■ **THE PROBLEM**: In the data below, find every line with the string "text" and pull it out.

---- DATA TO PROCESS

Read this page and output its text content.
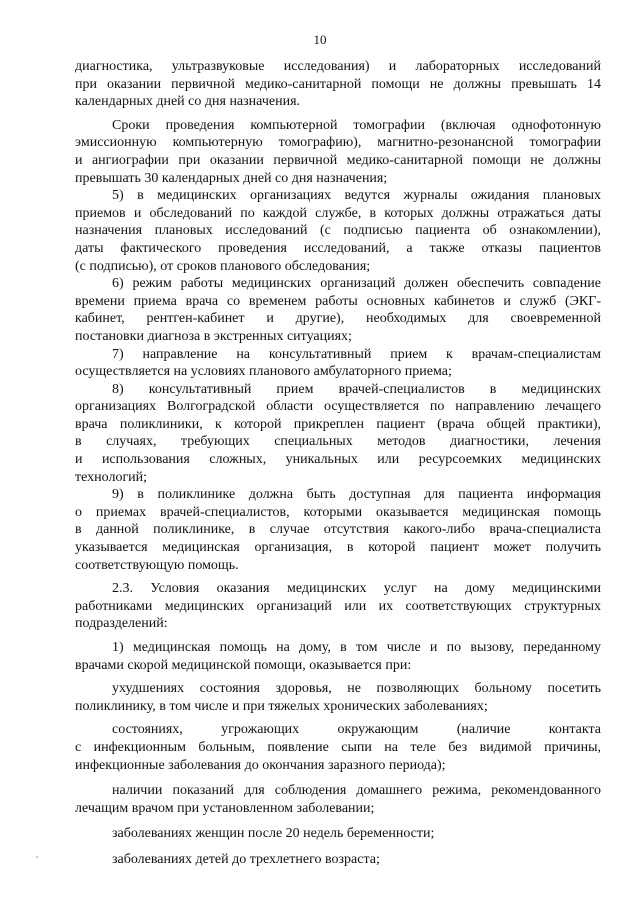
10
диагностика, ультразвуковые исследования) и лабораторных исследований
при оказании первичной медико-санитарной помощи не должны превышать 14
календарных дней со дня назначения.
Сроки проведения компьютерной томографии (включая однофотонную
эмиссионную компьютерную томографию), магнитно-резонансной томографии
и ангиографии при оказании первичной медико-санитарной помощи не должны
превышать 30 календарных дней со дня назначения;
5) в медицинских организациях ведутся журналы ожидания плановых
приемов и обследований по каждой службе, в которых должны отражаться даты
назначения плановых исследований (с подписью пациента об ознакомлении),
даты фактического проведения исследований, а также отказы пациентов
(с подписью), от сроков планового обследования;
6) режим работы медицинских организаций должен обеспечить совпадение
времени приема врача со временем работы основных кабинетов и служб (ЭКГ-
кабинет, рентген-кабинет и другие), необходимых для своевременной
постановки диагноза в экстренных ситуациях;
7) направление на консультативный прием к врачам-специалистам
осуществляется на условиях планового амбулаторного приема;
8) консультативный прием врачей-специалистов в медицинских
организациях Волгоградской области осуществляется по направлению лечащего
врача поликлиники, к которой прикреплен пациент (врача общей практики),
в случаях, требующих специальных методов диагностики, лечения
и использования сложных, уникальных или ресурсоемких медицинских
технологий;
9) в поликлинике должна быть доступная для пациента информация
о приемах врачей-специалистов, которыми оказывается медицинская помощь
в данной поликлинике, в случае отсутствия какого-либо врача-специалиста
указывается медицинская организация, в которой пациент может получить
соответствующую помощь.
2.3. Условия оказания медицинских услуг на дому медицинскими
работниками медицинских организаций или их соответствующих структурных
подразделений:
1) медицинская помощь на дому, в том числе и по вызову, переданному
врачами скорой медицинской помощи, оказывается при:
ухудшениях состояния здоровья, не позволяющих больному посетить
поликлинику, в том числе и при тяжелых хронических заболеваниях;
состояниях, угрожающих окружающим (наличие контакта
с инфекционным больным, появление сыпи на теле без видимой причины,
инфекционные заболевания до окончания заразного периода);
наличии показаний для соблюдения домашнего режима, рекомендованного
лечащим врачом при установленном заболевании;
заболеваниях женщин после 20 недель беременности;
заболеваниях детей до трехлетнего возраста;
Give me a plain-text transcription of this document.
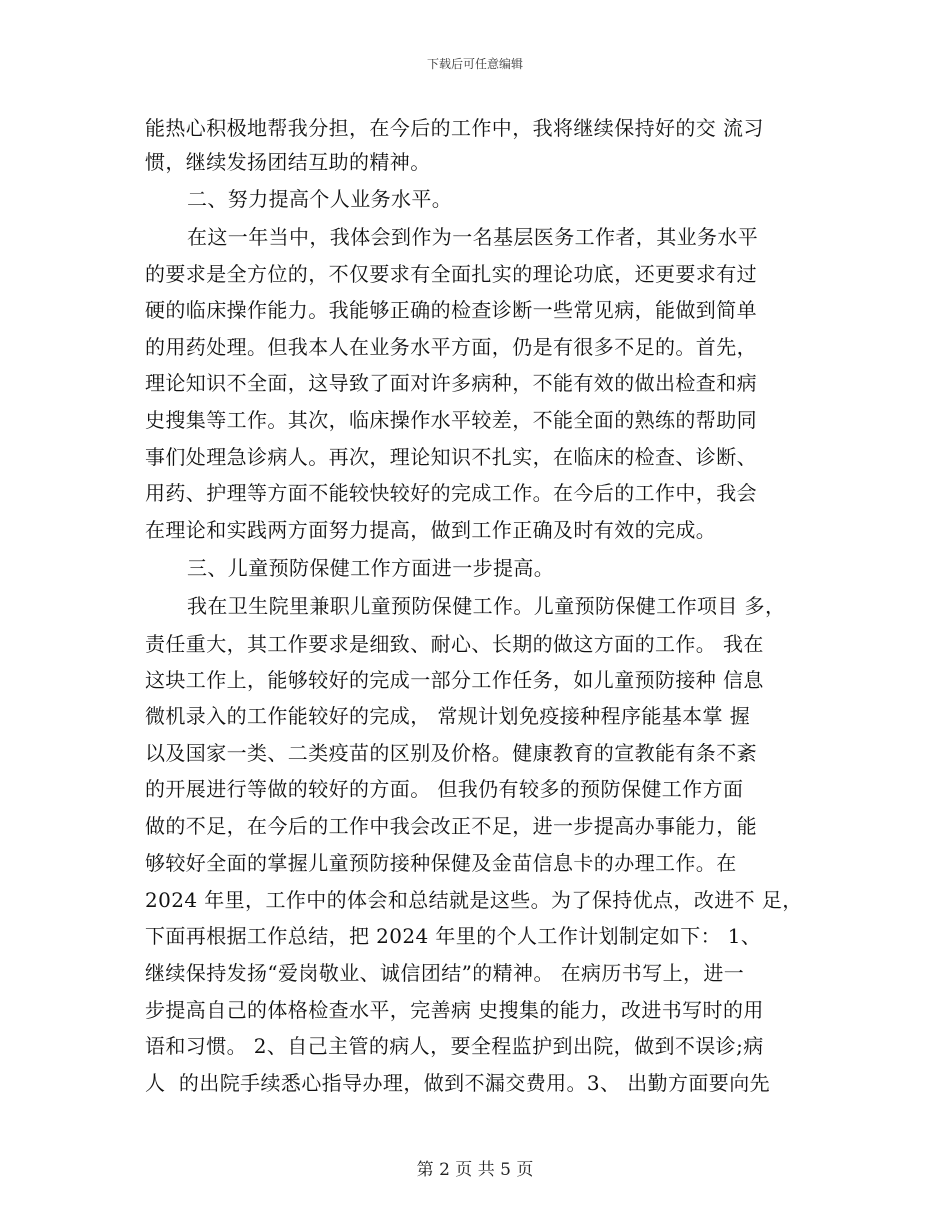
下载后可任意编辑
能热心积极地帮我分担，在今后的工作中，我将继续保持好的交 流习
惯，继续发扬团结互助的精神。
二、努力提高个人业务水平。
在这一年当中，我体会到作为一名基层医务工作者，其业务水平
的要求是全方位的，不仅要求有全面扎实的理论功底，还更要求有过
硬的临床操作能力。我能够正确的检查诊断一些常见病，能做到简单
的用药处理。但我本人在业务水平方面，仍是有很多不足的。首先，
理论知识不全面，这导致了面对许多病种，不能有效的做出检查和病
史搜集等工作。其次，临床操作水平较差，不能全面的熟练的帮助同
事们处理急诊病人。再次，理论知识不扎实，在临床的检查、诊断、
用药、护理等方面不能较快较好的完成工作。在今后的工作中，我会
在理论和实践两方面努力提高，做到工作正确及时有效的完成。
三、儿童预防保健工作方面进一步提高。
我在卫生院里兼职儿童预防保健工作。儿童预防保健工作项目 多，
责任重大，其工作要求是细致、耐心、长期的做这方面的工作。 我在
这块工作上，能够较好的完成一部分工作任务，如儿童预防接种 信息
微机录入的工作能较好的完成， 常规计划免疫接种程序能基本掌 握
以及国家一类、二类疫苗的区别及价格。健康教育的宣教能有条不紊
的开展进行等做的较好的方面。 但我仍有较多的预防保健工作方面
做的不足，在今后的工作中我会改正不足，进一步提高办事能力，能
够较好全面的掌握儿童预防接种保健及金苗信息卡的办理工作。在
2024 年里，工作中的体会和总结就是这些。为了保持优点，改进不 足，
下面再根据工作总结，把 2024 年里的个人工作计划制定如下： 1、
继续保持发扬“爱岗敬业、诚信团结”的精神。 在病历书写上，进一
步提高自己的体格检查水平，完善病 史搜集的能力，改进书写时的用
语和习惯。 2、自己主管的病人，要全程监护到出院，做到不误诊;病
人  的出院手续悉心指导办理，做到不漏交费用。3、 出勤方面要向先
第 2 页 共 5 页
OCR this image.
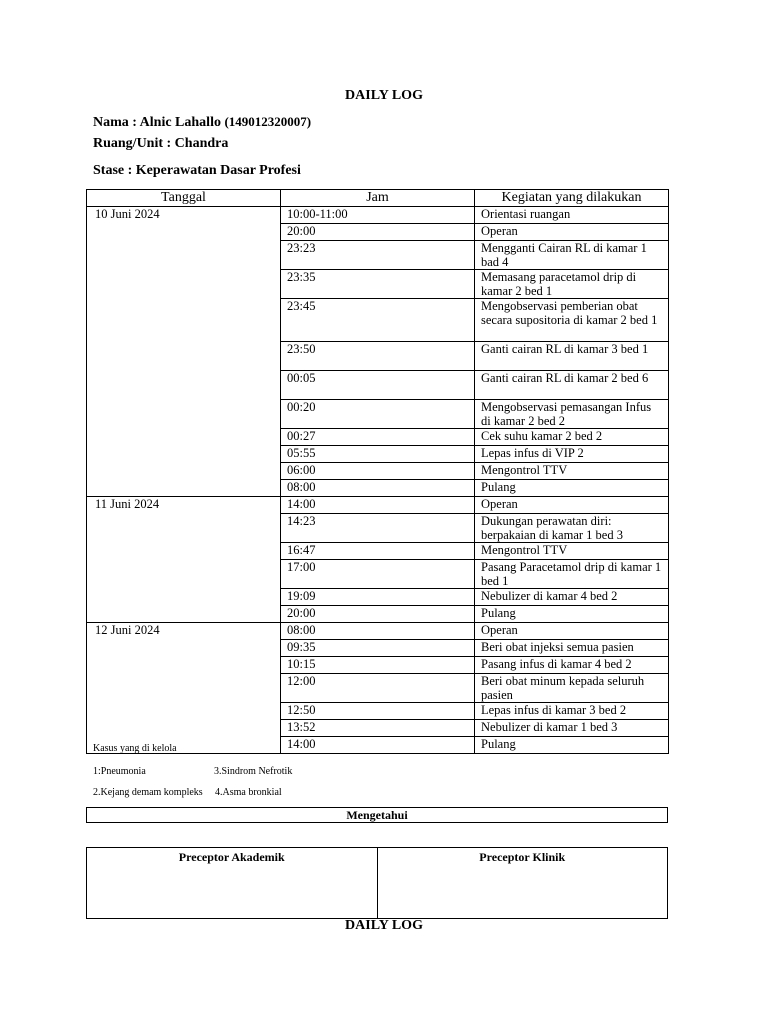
DAILY LOG
Nama : Alnic Lahallo (149012320007)
Ruang/Unit : Chandra
Stase : Keperawatan Dasar Profesi
Tanggal	Jam	Kegiatan yang dilakukan
10 Juni 2024	10:00-11:00	Orientasi ruangan
	20:00	Operan
	23:23	Mengganti Cairan RL di kamar 1 bad 4
	23:35	Memasang paracetamol drip di kamar 2 bed 1
	23:45	Mengobservasi pemberian obat secara supositoria di kamar 2 bed 1
	23:50	Ganti cairan RL di kamar 3 bed 1
	00:05	Ganti cairan RL di kamar 2 bed 6
	00:20	Mengobservasi pemasangan Infus di kamar 2 bed 2
	00:27	Cek suhu kamar 2 bed 2
	05:55	Lepas infus di VIP 2
	06:00	Mengontrol TTV
	08:00	Pulang
11 Juni 2024	14:00	Operan
	14:23	Dukungan perawatan diri: berpakaian di kamar 1 bed 3
	16:47	Mengontrol TTV
	17:00	Pasang Paracetamol drip di kamar 1 bed 1
	19:09	Nebulizer di kamar 4 bed 2
	20:00	Pulang
12 Juni 2024	08:00	Operan
	09:35	Beri obat injeksi semua pasien
	10:15	Pasang infus di kamar 4 bed 2
	12:00	Beri obat minum kepada seluruh pasien
	12:50	Lepas infus di kamar 3 bed 2
	13:52	Nebulizer di kamar 1 bed 3
	14:00	Pulang
Kasus yang di kelola
1:Pneumonia	3.Sindrom Nefrotik
2.Kejang demam kompleks 4.Asma bronkial
Mengetahui
Preceptor Akademik	Preceptor Klinik
DAILY LOG
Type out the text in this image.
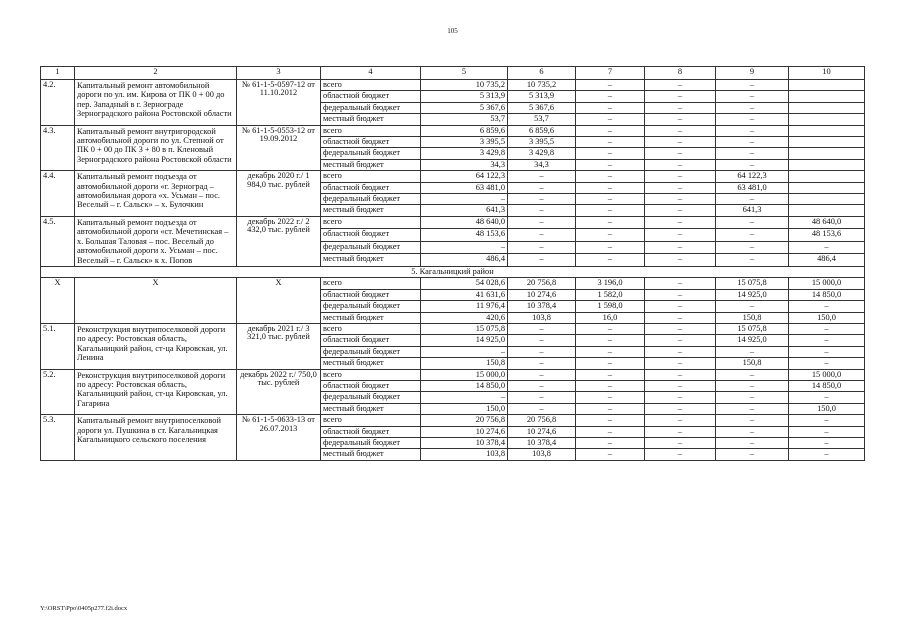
105
1	2	3	4	5	6	7	8	9	10
4.2.	Капитальный ремонт автомобильной дороги по ул. им. Кирова от ПК 0 + 00 до пер. Западный в г. Зернограде Зерноградского района Ростовской области	№ 61-1-5-0597-12 от 11.10.2012	всего	10 735,2	10 735,2	–	–	–	
			областной бюджет	5 313,9	5 313,9	–	–	–	
			федеральный бюджет	5 367,6	5 367,6	–	–	–	
			местный бюджет	53,7	53,7	–	–	–	
4.3.	Капитальный ремонт внутригородской автомобильной дороги по ул. Степной от ПК 0 + 00 до ПК 3 + 80 в п. Кленовый Зерноградского района Ростовской области	№ 61-1-5-0553-12 от 19.09.2012	всего	6 859,6	6 859,6	–	–	–	
			областной бюджет	3 395,5	3 395,5	–	–	–	
			федеральный бюджет	3 429,8	3 429,8	–	–	–	
			местный бюджет	34,3	34,3	–	–	–	
4.4.	Капитальный ремонт подъезда от автомобильной дороги «г. Зерноград – автомобильная дорога «х. Усьман – пос. Веселый – г. Сальск» – х. Булочкин	декабрь 2020 г./ 1 984,0 тыс. рублей	всего	64 122,3	–	–	–	64 122,3	
			областной бюджет	63 481,0	–	–	–	63 481,0	
			федеральный бюджет	–	–	–	–	–	
			местный бюджет	641,3	–	–	–	641,3	
4.5.	Капитальный ремонт подъезда от автомобильной дороги «ст. Мечетинская – х. Большая Таловая – пос. Веселый до автомобильной дороги х. Усьман – пос. Веселый – г. Сальск» к х. Попов	декабрь 2022 г./ 2 432,0 тыс. рублей	всего	48 640,0	–	–	–	–	48 640,0
			областной бюджет	48 153,6	–	–	–	–	48 153,6
			федеральный бюджет	–	–	–	–	–	–
			местный бюджет	486,4	–	–	–	–	486,4
5. Кагальницкий район									
Х	Х	Х	всего	54 028,6	20 756,8	3 196,0	–	15 075,8	15 000,0
			областной бюджет	41 631,6	10 274,6	1 582,0	–	14 925,0	14 850,0
			федеральный бюджет	11 976,4	10 378,4	1 598,0	–	–	–
			местный бюджет	420,6	103,8	16,0	–	150,8	150,0
5.1.	Реконструкция внутрипоселковой дороги по адресу: Ростовская область, Кагальницкий район, ст-ца Кировская, ул. Ленина	декабрь 2021 г./ 3 321,0 тыс. рублей	всего	15 075,8	–	–	–	15 075,8	–
			областной бюджет	14 925,0	–	–	–	14 925,0	–
			федеральный бюджет	–	–	–	–	–	–
			местный бюджет	150,8	–	–	–	150,8	–
5.2.	Реконструкция внутрипоселковой дороги по адресу: Ростовская область, Кагальницкий район, ст-ца Кировская, ул. Гагарина	декабрь 2022 г./ 750,0 тыс. рублей	всего	15 000,0	–	–	–	–	15 000,0
			областной бюджет	14 850,0	–	–	–	–	14 850,0
			федеральный бюджет	–	–	–	–	–	–
			местный бюджет	150,0	–	–	–	–	150,0
5.3.	Капитальный ремонт внутрипоселковой дороги ул. Пушкина в ст. Кагальницкая Кагальницкого сельского поселения	№ 61-1-5-0633-13 от 26.07.2013	всего	20 756,8	20 756,8	–	–	–	–
			областной бюджет	10 274,6	10 274,6	–	–	–	–
			федеральный бюджет	10 378,4	10 378,4	–	–	–	–
			местный бюджет	103,8	103,8	–	–	–	–
Y:\ORST\Ppo\0405p277.f2i.docx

--------

■ **ANSWER TO THE PROBLEM**:
Read this page and output its text content.
Give me a plain-text transcription of this document.
Type out the text in this image.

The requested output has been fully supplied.